Input for this task:
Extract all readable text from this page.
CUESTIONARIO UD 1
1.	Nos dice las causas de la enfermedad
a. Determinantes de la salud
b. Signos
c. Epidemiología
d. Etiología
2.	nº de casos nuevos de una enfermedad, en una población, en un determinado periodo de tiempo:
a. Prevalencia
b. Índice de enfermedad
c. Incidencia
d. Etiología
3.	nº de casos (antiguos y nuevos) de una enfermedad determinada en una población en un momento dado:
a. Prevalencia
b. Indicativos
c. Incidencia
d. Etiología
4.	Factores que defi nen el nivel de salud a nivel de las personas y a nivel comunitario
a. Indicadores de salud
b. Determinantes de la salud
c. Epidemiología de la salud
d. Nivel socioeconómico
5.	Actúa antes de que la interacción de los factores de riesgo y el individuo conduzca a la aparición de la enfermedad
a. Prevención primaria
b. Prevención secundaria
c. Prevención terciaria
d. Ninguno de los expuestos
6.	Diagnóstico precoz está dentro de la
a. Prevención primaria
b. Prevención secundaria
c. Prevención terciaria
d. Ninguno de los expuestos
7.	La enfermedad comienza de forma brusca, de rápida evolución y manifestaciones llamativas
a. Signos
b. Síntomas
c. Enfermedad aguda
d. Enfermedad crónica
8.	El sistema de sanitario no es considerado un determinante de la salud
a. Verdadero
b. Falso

Written instruction: Among the lines above, how many contain the string "Determinantes"? State the number alone.

Exercise result: 2